### УСЛОВИЯ И ТРЕБОВАНИЯ
Подхватите рецензию на «Воццека» в Большом театре сразу после ее последнего предложения и продолжите текст.

### ФРАГМЕНТ ИСТОЧНИКА
-.-.-

Петербургский театральный журнал
Блог «ПТЖ» — это отдельное СМИ, живущее в режиме общероссийской театральной газеты. Когда-то один из создателей журнала Леонид Попов делал в «ПТЖ» раздел «Фигаро» (Фигаро здесь, Фигаро там). Лене Попову мы и посвящаем наш блог.
16+

ПУТЕШЕСТВИЕ ИЗ ПЕТЕРБУРГА

ВСЕ В ПОРЯДКЕ

А. Берг. «Воццек». Большой театр.
Дирижер Теодор Курентзис, режиссер и сценограф Дмитрий Черняков

Журнальная рецензия — не оперативный материал. Выходит, когда многие уже высказались на газетных страницах. Обычно позволяет подвести итоги, с кемто поспорить, на что-то ответить, найти свой путь рассуждений среди разноголосицы мнений…

С «Воццеком», поставленным Д. Черняковым и Т. Курентзисом и показанным Большим театром в последних числах ноября, произошла история редкая и потому удивительная. Его приняли в подавляющем большинстве так, что и спорить не о чем. Его поняли, объяснили, интерпретировали, темпераментно, взахлеб, дополняя друг друга, почти все мои коллеги, пишущие об оперном театре. Придется повторяться, в надежде, что у каждого печатного органа свой читатель (хотя при наличии интернета утешение сомнительное).

Итак. Факт обращения к опере Альбана Берга, как к одному из самых знаменитых и важных опусов ХХ века, нельзя не оценить по достоинству и нельзя не поддержать. Опера, законченная в 1921-м и впервые поставленная в 1925-м в Берлине, очень скоро обошла театральные подмостки всего мира (и неуклонно продолжает свой путь) включая ленинградский ГАТОБ. Премьеру в 1927 году посетил сам композитор, которого, как вспоминают современники, уговорил приехать Н. Стрельников — автор знаменитой «Холопки» (он подружился с Бергом, побывав у него в гостях в Вене). Спектакль ставил С. Радлов, оформлял М. Левин, дирижировал В. Дранишников.

-.-.-

### ПЕРЕЧЕНЬ ДАННЫХ
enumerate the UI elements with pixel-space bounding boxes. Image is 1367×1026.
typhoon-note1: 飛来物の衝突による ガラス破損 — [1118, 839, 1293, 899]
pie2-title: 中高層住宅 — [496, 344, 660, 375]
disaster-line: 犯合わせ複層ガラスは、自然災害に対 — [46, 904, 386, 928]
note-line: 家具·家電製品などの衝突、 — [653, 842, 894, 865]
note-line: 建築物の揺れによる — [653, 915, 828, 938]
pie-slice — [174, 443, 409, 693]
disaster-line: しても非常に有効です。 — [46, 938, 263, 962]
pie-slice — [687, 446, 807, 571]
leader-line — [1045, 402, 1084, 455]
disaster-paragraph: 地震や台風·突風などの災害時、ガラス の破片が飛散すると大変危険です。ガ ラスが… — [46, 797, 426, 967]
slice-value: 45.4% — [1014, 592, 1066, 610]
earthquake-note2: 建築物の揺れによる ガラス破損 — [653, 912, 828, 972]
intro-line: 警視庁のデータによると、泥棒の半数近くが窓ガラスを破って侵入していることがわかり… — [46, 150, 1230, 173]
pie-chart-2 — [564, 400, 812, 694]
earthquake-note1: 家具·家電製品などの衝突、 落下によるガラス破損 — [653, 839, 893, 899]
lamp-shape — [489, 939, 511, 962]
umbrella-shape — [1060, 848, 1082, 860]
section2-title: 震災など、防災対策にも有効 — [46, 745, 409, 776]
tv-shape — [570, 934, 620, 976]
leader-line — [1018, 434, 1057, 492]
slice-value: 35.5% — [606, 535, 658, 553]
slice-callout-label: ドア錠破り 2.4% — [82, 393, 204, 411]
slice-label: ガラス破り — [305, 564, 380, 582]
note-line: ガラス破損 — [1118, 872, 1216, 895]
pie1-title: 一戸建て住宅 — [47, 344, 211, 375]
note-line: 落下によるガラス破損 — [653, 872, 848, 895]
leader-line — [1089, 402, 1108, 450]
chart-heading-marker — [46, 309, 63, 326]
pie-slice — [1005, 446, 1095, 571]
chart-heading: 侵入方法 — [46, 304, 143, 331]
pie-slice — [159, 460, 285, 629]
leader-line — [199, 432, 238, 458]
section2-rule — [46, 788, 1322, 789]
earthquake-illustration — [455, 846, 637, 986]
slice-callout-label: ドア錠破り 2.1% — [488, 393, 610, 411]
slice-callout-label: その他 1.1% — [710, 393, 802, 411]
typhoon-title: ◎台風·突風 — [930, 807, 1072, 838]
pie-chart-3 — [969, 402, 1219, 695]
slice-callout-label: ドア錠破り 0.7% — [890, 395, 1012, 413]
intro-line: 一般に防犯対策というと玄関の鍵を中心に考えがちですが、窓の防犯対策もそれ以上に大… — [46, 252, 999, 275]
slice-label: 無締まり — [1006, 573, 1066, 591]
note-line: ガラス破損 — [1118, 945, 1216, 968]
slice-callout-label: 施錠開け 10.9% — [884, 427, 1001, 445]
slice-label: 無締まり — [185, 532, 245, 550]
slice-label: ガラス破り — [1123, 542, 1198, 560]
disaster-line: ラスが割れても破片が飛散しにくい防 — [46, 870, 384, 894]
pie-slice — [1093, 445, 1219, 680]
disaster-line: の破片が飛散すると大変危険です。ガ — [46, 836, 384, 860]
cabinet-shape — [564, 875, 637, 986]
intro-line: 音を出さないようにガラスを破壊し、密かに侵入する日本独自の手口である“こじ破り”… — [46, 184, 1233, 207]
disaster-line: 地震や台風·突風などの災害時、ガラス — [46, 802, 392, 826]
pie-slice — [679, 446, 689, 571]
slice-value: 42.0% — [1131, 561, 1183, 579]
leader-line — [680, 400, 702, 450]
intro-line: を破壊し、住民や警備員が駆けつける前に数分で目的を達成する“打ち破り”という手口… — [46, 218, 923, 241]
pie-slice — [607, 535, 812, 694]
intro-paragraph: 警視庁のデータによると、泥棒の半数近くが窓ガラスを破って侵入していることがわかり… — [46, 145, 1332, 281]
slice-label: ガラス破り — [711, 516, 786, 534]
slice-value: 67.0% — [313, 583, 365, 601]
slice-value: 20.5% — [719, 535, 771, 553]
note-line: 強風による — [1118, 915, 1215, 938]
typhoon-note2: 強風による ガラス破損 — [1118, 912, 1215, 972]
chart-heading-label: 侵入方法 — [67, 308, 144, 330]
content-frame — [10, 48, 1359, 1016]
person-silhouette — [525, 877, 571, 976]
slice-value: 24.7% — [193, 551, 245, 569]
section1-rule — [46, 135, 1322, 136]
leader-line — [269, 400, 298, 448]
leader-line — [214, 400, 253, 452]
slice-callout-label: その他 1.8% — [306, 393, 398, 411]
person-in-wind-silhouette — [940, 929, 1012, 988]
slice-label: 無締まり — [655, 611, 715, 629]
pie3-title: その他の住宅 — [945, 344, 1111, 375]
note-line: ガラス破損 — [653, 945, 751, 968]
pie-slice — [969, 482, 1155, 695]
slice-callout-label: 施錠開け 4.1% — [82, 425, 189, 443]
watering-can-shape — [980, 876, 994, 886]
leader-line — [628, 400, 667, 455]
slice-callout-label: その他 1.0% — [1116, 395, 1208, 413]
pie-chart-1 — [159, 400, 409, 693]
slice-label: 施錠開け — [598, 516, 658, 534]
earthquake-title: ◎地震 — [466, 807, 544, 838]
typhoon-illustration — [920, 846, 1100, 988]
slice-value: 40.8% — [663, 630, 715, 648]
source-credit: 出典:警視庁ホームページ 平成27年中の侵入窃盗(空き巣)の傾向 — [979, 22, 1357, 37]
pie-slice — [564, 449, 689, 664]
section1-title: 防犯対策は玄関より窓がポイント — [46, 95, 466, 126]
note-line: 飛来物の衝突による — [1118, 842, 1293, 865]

-.-.-

### РЕЗУЛЬТАТ ЗАДАНИЯ
Опера по драме Г. Бюхнера (тот в основу пьесы положил случай из реальной судебной практики, вычитанный им из газеты, не закончил ее, оставив в карандашных набросках, — пьесу восстановили спустя 40 лет после смерти автора, последовавшей в 1837 году) привлекла внимание советских руководителей театра своей социальной направленностью. В год десятилетия Октябрьской революции вполне уместным казался сюжет о затравленном обществом, униженном армейском брадобрее Войцеке (так его зовут в пьесе), который убивает свою возлюбленную Мари за измену с тамбурмажором и кончает с собой: в полубезумном состоянии он забрасывает нож в пруд и заходит все глубже… В финале маленький сын Мари и Воццека (так его зовут в опере) играет у опустевшего дома…

Сцена из спектакля.
Фото Д. Юсупова

Сцена из спектакля.
Фото Д. Юсупова

Маленький человек, бедняк, солдат, его возлюбленная с внебрачным ребенком, издевательства тех, кто выше по социальной лестнице, — все это актуализировалось в первой четверти ХХ века — в битвах Первой мировой, участником которых был Берг, в революциях в России и Европе. Музыка Берга открывала новые пути воплощения чувства: чувства искаженного, усугубленного галлюцинациями, страхом, даже ужасом, безотчетным и неуправляемым, — всем, что характерно для экспрессионизма, к которому относят «Воццека», основанного на учении о додекафонии Арнольда Шенберга (у него не имеющий специального музыкального образования Берг учился композиции)…

Все это позволяло и еще долго будет позволять делать спектакли, созвучные времени: ХХ век богат на катаклизмы, способные воздействовать на сознание, психику самым чудовищным образом. В этом смысле «Воццек» Берга предвосхитил дальнейший ХХ век, повлиял на него, во всяком случае, на его музыку (вспомните Шостаковича, который закончил «Нос» через два года после премьеры в Ленинграде «Воццека», а Пасакалья из «Леди Макбет» разве была бы возможна?). Повлиял и на театр.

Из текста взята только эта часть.